> Records for this exercise
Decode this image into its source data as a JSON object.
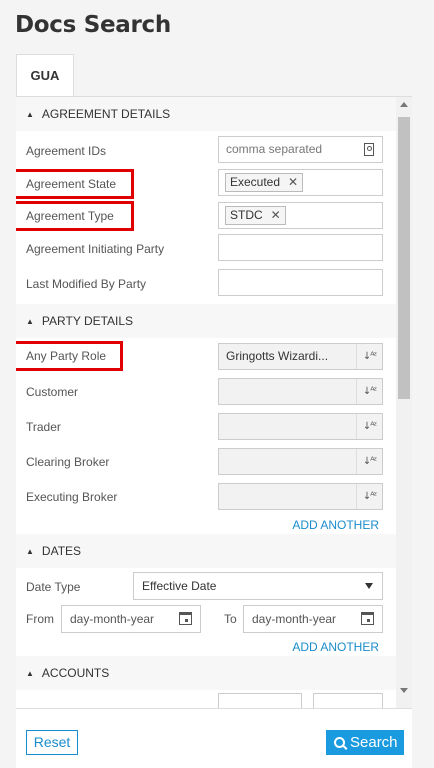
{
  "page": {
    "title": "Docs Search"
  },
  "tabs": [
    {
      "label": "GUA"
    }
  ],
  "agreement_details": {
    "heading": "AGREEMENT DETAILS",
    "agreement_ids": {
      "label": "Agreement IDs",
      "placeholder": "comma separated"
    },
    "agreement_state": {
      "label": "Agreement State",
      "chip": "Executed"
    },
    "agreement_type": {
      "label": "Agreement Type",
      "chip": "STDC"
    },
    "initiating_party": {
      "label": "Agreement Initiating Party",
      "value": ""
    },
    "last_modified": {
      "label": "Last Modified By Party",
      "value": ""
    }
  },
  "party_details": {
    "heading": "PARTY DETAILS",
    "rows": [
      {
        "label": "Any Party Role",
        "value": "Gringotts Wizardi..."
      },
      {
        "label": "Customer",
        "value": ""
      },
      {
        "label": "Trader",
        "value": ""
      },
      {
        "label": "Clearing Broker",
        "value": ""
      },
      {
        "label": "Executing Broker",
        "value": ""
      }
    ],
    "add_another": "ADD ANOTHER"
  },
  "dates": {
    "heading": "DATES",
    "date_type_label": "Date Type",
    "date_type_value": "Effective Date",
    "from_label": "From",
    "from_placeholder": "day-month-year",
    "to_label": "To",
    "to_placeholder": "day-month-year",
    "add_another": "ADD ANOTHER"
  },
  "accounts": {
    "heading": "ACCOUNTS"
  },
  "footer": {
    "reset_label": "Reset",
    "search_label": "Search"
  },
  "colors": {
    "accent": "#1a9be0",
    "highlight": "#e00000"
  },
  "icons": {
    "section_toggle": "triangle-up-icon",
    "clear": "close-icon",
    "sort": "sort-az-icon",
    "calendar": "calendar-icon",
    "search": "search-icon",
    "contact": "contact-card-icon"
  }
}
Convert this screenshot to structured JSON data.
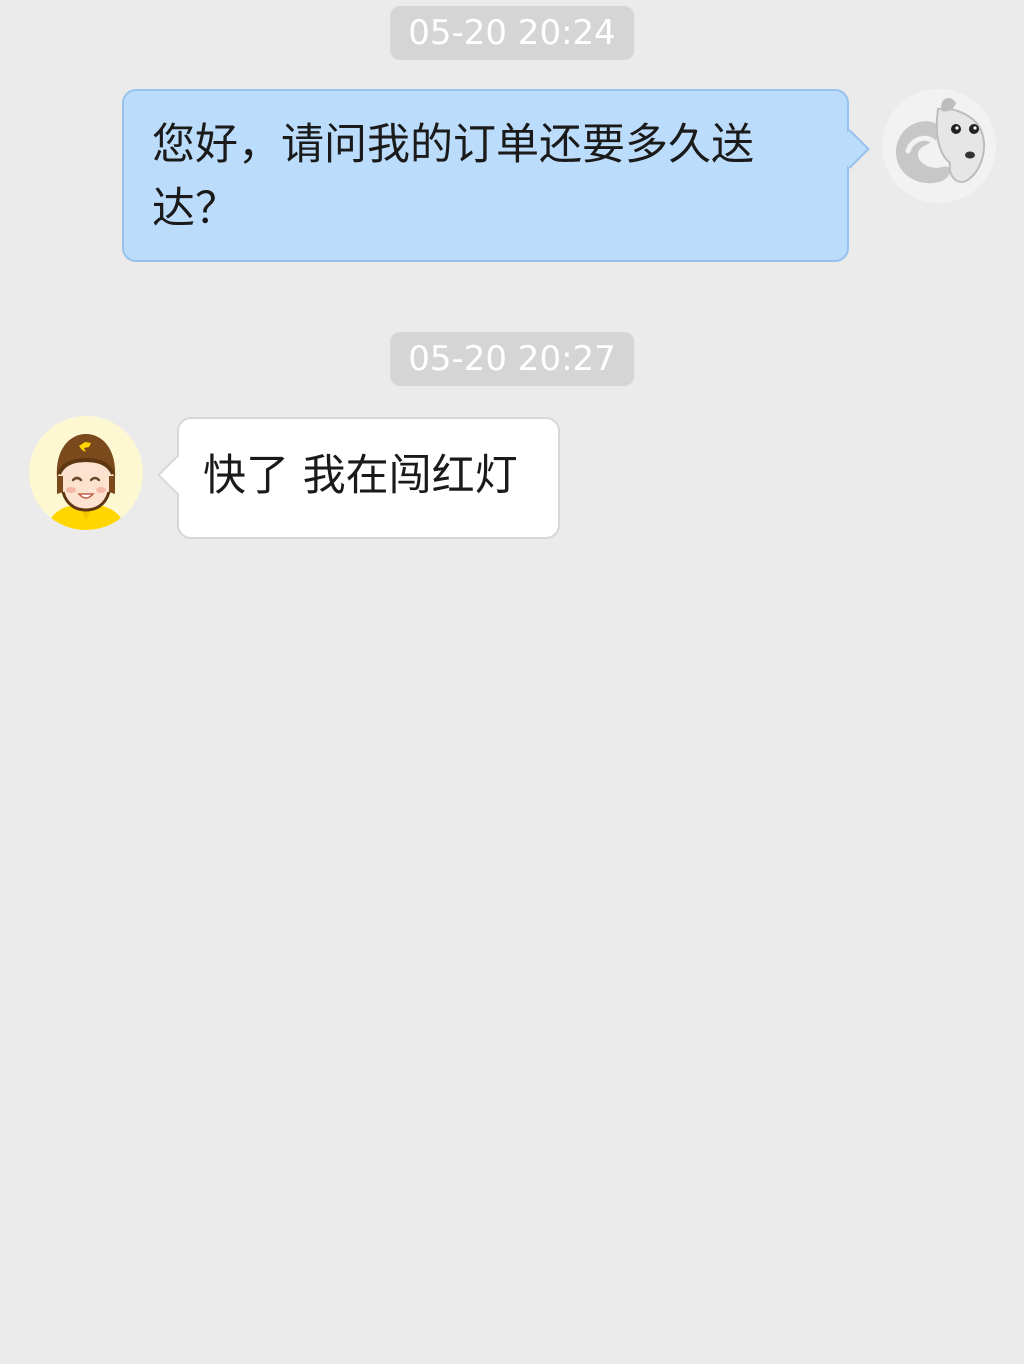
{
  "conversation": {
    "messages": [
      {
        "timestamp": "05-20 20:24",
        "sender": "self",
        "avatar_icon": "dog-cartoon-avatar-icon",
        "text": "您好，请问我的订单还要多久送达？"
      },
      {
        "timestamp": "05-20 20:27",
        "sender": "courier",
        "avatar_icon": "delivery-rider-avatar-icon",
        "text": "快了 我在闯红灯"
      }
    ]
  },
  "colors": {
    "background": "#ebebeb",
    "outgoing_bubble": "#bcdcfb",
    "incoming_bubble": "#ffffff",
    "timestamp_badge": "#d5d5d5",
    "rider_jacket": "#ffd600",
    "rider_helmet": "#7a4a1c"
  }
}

> Goal of the exercise
Where a line contains the string "Broker", extract that line.

> Answer to this problem
        "label": "Clearing Broker",
        "label": "Executing Broker",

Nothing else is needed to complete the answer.